— START OF Provided records —
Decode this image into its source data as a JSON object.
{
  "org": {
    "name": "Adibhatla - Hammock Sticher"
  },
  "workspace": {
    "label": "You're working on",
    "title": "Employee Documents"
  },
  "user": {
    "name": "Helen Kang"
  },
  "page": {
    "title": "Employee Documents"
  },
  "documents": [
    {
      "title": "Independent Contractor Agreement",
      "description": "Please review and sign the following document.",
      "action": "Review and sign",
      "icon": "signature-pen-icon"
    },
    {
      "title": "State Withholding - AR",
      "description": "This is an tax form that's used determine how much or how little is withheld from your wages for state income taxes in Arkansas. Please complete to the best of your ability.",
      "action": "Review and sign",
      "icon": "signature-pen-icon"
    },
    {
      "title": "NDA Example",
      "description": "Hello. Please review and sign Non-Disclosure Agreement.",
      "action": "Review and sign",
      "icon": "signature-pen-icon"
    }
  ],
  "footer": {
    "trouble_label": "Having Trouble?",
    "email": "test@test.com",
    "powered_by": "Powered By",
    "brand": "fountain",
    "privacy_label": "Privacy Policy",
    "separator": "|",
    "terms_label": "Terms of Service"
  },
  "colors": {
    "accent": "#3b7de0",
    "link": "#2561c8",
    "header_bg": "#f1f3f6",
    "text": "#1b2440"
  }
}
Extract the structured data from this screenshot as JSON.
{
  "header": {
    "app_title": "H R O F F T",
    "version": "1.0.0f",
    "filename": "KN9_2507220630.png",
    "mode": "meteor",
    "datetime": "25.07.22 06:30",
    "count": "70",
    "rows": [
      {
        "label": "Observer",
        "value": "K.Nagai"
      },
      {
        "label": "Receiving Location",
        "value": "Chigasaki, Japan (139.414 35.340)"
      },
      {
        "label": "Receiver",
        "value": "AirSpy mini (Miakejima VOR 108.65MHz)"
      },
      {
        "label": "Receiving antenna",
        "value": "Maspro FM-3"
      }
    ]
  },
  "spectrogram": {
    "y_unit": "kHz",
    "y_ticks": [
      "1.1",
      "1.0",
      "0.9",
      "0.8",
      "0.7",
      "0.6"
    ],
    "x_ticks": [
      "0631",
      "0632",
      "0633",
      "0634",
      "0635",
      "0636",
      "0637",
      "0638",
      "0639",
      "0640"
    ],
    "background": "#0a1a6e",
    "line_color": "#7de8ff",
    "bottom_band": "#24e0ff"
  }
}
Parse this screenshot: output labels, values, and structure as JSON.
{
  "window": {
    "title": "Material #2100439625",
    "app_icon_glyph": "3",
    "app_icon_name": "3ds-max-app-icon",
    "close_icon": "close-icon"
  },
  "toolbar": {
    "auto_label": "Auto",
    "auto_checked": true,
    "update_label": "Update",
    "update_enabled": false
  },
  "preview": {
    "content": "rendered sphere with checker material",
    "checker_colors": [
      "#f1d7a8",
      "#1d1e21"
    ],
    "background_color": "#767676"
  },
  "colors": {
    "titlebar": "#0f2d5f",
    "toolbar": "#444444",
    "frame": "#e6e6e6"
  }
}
— END OF Provided records —
### Stated exercise
Your task is to print the whole listing again exactly.

### Task output
Decode this image into its source data as a JSON object.
{
  "org": {
    "name": "Adibhatla - Hammock Sticher"
  },
  "workspace": {
    "label": "You're working on",
    "title": "Employee Documents"
  },
  "user": {
    "name": "Helen Kang"
  },
  "page": {
    "title": "Employee Documents"
  },
  "documents": [
    {
      "title": "Independent Contractor Agreement",
      "description": "Please review and sign the following document.",
      "action": "Review and sign",
      "icon": "signature-pen-icon"
    },
    {
      "title": "State Withholding - AR",
      "description": "This is an tax form that's used determine how much or how little is withheld from your wages for state income taxes in Arkansas. Please complete to the best of your ability.",
      "action": "Review and sign",
      "icon": "signature-pen-icon"
    },
    {
      "title": "NDA Example",
      "description": "Hello. Please review and sign Non-Disclosure Agreement.",
      "action": "Review and sign",
      "icon": "signature-pen-icon"
    }
  ],
  "footer": {
    "trouble_label": "Having Trouble?",
    "email": "test@test.com",
    "powered_by": "Powered By",
    "brand": "fountain",
    "privacy_label": "Privacy Policy",
    "separator": "|",
    "terms_label": "Terms of Service"
  },
  "colors": {
    "accent": "#3b7de0",
    "link": "#2561c8",
    "header_bg": "#f1f3f6",
    "text": "#1b2440"
  }
}
Extract the structured data from this screenshot as JSON.
{
  "header": {
    "app_title": "H R O F F T",
    "version": "1.0.0f",
    "filename": "KN9_2507220630.png",
    "mode": "meteor",
    "datetime": "25.07.22 06:30",
    "count": "70",
    "rows": [
      {
        "label": "Observer",
        "value": "K.Nagai"
      },
      {
        "label": "Receiving Location",
        "value": "Chigasaki, Japan (139.414 35.340)"
      },
      {
        "label": "Receiver",
        "value": "AirSpy mini (Miakejima VOR 108.65MHz)"
      },
      {
        "label": "Receiving antenna",
        "value": "Maspro FM-3"
      }
    ]
  },
  "spectrogram": {
    "y_unit": "kHz",
    "y_ticks": [
      "1.1",
      "1.0",
      "0.9",
      "0.8",
      "0.7",
      "0.6"
    ],
    "x_ticks": [
      "0631",
      "0632",
      "0633",
      "0634",
      "0635",
      "0636",
      "0637",
      "0638",
      "0639",
      "0640"
    ],
    "background": "#0a1a6e",
    "line_color": "#7de8ff",
    "bottom_band": "#24e0ff"
  }
}
Parse this screenshot: output labels, values, and structure as JSON.
{
  "window": {
    "title": "Material #2100439625",
    "app_icon_glyph": "3",
    "app_icon_name": "3ds-max-app-icon",
    "close_icon": "close-icon"
  },
  "toolbar": {
    "auto_label": "Auto",
    "auto_checked": true,
    "update_label": "Update",
    "update_enabled": false
  },
  "preview": {
    "content": "rendered sphere with checker material",
    "checker_colors": [
      "#f1d7a8",
      "#1d1e21"
    ],
    "background_color": "#767676"
  },
  "colors": {
    "titlebar": "#0f2d5f",
    "toolbar": "#444444",
    "frame": "#e6e6e6"
  }
}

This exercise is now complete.